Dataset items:
>>>
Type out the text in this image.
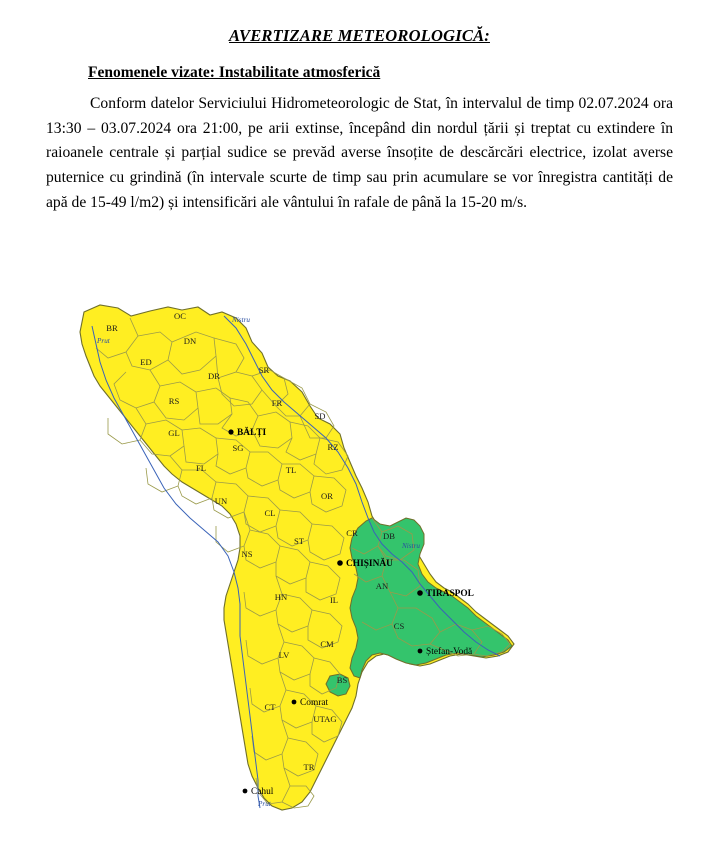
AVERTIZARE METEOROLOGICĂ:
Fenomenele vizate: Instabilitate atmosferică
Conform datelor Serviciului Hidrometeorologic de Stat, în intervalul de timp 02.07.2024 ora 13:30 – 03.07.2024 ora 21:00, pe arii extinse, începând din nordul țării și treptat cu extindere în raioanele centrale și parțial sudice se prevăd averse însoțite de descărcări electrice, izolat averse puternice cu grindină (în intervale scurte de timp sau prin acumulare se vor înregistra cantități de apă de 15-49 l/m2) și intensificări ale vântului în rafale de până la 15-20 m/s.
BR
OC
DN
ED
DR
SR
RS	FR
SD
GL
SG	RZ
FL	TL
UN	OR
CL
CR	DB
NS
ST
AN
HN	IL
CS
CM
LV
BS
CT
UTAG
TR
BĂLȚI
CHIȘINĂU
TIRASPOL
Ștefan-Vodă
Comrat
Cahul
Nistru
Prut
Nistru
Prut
<<<
>>>
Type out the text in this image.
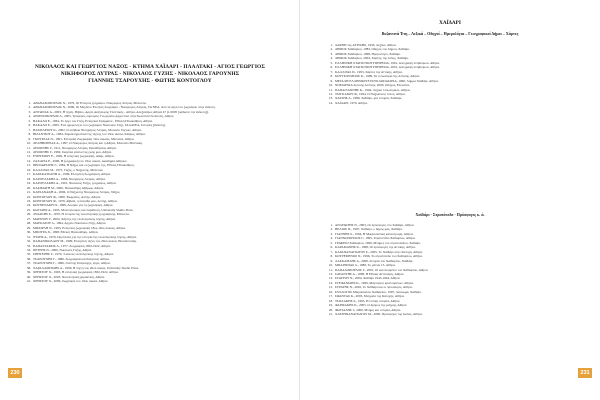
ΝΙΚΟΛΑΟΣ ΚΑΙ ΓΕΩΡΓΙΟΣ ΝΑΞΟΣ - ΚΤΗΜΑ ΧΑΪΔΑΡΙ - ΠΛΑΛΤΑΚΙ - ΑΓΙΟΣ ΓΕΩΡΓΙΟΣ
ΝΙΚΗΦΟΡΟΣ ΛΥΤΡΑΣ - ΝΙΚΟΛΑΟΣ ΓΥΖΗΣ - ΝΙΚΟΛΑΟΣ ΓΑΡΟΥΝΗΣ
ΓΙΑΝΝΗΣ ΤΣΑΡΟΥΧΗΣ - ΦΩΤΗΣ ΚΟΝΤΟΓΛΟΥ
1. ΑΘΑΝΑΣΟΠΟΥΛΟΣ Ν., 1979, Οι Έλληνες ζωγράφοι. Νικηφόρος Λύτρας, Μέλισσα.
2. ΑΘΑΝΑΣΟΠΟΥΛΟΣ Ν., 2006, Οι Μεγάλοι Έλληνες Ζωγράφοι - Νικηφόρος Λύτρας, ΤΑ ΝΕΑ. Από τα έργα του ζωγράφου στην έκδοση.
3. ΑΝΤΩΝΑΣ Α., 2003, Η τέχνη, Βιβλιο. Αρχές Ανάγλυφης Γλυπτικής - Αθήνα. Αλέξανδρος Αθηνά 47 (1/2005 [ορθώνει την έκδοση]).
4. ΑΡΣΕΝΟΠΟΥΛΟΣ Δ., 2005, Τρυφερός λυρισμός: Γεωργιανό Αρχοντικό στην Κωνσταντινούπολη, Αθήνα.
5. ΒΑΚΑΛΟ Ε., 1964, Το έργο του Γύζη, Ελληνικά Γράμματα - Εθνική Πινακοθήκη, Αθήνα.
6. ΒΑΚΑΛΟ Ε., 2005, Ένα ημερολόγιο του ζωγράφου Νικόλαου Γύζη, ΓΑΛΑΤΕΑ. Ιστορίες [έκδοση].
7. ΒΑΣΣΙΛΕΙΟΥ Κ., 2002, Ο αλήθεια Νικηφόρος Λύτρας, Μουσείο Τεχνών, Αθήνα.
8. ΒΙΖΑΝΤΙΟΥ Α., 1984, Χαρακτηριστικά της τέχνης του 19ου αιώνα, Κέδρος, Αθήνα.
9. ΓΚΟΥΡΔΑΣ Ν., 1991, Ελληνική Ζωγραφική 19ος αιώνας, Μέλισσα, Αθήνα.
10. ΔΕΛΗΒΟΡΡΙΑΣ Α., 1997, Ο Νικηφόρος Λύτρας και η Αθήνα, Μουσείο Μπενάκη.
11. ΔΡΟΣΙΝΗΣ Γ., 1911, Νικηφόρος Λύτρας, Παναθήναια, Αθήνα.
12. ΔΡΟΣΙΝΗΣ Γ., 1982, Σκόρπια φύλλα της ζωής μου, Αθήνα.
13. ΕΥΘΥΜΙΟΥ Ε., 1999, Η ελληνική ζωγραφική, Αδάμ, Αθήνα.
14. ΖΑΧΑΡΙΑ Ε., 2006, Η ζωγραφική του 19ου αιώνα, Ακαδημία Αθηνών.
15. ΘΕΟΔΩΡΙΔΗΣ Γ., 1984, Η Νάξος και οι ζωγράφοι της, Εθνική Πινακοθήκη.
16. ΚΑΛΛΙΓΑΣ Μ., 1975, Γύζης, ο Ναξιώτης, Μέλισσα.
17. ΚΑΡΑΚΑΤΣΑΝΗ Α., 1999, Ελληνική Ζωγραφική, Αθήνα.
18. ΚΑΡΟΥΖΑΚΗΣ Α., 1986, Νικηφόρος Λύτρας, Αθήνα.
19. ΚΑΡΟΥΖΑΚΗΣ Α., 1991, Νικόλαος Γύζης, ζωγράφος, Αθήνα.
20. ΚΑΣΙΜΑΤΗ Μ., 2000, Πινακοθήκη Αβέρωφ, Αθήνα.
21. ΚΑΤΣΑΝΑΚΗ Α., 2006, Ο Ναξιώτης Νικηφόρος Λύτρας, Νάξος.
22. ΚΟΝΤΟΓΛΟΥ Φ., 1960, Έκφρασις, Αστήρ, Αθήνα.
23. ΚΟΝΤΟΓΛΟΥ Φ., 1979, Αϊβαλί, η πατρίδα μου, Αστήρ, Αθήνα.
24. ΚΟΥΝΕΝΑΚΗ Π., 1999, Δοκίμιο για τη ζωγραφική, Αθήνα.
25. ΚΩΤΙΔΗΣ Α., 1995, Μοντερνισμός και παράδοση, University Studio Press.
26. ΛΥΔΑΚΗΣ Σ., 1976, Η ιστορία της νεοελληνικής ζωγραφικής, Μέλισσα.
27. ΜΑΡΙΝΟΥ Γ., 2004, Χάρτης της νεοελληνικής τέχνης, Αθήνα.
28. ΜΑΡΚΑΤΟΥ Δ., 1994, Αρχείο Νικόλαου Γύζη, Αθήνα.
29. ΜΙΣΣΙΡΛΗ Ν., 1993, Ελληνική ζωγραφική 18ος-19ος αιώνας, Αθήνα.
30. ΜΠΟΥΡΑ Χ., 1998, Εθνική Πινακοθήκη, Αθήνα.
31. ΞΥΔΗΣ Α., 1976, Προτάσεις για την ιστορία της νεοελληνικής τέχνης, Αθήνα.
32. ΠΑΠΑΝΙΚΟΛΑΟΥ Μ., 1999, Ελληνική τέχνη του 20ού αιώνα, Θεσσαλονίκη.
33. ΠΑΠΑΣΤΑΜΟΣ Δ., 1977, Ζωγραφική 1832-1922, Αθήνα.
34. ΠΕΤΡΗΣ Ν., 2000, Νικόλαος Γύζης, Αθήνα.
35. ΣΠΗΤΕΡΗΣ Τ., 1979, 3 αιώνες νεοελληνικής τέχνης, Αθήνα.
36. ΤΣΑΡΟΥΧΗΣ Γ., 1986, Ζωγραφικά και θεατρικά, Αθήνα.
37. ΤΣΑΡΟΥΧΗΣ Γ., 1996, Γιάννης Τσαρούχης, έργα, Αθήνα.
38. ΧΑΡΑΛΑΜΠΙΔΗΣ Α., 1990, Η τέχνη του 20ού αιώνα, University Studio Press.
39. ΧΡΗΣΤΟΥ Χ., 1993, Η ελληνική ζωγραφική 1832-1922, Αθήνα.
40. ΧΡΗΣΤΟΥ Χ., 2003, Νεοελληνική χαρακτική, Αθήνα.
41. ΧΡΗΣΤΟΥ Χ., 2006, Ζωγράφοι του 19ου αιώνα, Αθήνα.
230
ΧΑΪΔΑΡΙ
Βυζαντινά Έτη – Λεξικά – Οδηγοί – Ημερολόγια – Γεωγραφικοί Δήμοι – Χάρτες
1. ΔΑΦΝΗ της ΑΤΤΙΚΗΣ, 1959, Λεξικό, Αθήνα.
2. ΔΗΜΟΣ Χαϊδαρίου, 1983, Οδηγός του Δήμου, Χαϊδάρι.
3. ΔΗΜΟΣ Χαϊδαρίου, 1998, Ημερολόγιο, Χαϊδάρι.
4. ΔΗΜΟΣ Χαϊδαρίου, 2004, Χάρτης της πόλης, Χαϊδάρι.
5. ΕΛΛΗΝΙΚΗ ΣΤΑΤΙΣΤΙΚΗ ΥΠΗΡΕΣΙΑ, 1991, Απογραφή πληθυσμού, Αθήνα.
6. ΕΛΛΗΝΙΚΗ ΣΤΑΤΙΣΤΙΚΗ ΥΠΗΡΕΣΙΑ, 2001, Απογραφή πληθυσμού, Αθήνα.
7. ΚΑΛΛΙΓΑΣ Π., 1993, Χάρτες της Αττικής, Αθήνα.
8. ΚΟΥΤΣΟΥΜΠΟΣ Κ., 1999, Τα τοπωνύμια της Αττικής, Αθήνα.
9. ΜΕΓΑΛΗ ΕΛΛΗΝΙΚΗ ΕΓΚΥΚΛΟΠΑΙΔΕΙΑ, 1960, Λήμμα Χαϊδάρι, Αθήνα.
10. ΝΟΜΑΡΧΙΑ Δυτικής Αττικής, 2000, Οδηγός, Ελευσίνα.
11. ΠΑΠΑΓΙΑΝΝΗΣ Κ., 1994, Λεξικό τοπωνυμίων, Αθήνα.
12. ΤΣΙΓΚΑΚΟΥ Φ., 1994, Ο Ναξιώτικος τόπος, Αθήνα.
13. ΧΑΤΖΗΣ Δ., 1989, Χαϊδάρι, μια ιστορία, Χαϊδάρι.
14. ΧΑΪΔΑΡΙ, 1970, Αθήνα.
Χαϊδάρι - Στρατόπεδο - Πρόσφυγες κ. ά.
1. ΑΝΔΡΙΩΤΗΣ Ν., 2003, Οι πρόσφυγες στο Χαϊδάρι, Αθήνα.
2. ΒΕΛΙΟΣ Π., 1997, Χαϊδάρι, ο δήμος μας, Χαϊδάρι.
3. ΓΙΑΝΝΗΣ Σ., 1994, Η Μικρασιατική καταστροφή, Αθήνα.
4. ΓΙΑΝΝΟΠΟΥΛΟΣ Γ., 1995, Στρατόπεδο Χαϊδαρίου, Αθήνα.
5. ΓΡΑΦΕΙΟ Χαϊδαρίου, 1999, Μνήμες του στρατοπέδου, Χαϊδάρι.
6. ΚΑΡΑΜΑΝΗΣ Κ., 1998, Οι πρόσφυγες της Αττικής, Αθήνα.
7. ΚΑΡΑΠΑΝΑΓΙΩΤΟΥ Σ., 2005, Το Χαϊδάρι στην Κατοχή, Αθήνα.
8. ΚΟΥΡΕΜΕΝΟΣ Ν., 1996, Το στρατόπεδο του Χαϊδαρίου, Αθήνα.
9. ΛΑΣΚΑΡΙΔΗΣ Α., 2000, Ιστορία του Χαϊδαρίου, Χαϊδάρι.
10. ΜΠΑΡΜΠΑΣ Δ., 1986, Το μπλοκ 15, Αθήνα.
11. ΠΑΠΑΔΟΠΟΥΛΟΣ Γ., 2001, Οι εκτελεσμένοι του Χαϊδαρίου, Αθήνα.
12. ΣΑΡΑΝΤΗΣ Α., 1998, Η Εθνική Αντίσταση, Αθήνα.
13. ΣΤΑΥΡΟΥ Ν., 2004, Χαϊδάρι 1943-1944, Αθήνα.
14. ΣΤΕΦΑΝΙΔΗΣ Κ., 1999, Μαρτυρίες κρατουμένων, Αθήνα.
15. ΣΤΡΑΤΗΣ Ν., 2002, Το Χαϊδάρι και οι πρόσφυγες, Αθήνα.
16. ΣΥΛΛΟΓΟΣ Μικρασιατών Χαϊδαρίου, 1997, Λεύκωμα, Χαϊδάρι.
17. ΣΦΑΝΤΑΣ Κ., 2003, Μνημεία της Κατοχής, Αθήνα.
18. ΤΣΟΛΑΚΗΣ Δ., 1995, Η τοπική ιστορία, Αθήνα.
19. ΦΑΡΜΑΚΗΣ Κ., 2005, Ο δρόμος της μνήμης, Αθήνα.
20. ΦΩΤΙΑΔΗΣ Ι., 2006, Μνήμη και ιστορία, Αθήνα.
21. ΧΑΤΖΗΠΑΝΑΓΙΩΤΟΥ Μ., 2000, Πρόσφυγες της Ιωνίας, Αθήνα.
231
<<<
### GOAL
For this exercise, gather every line of the data that contains the word "ΕΛΛΗΝΙΚΗ".

### TASK RESPONSE
5. ΕΛΛΗΝΙΚΗ ΣΤΑΤΙΣΤΙΚΗ ΥΠΗΡΕΣΙΑ, 1991, Απογραφή πληθυσμού, Αθήνα.
6. ΕΛΛΗΝΙΚΗ ΣΤΑΤΙΣΤΙΚΗ ΥΠΗΡΕΣΙΑ, 2001, Απογραφή πληθυσμού, Αθήνα.
9. ΜΕΓΑΛΗ ΕΛΛΗΝΙΚΗ ΕΓΚΥΚΛΟΠΑΙΔΕΙΑ, 1960, Λήμμα Χαϊδάρι, Αθήνα.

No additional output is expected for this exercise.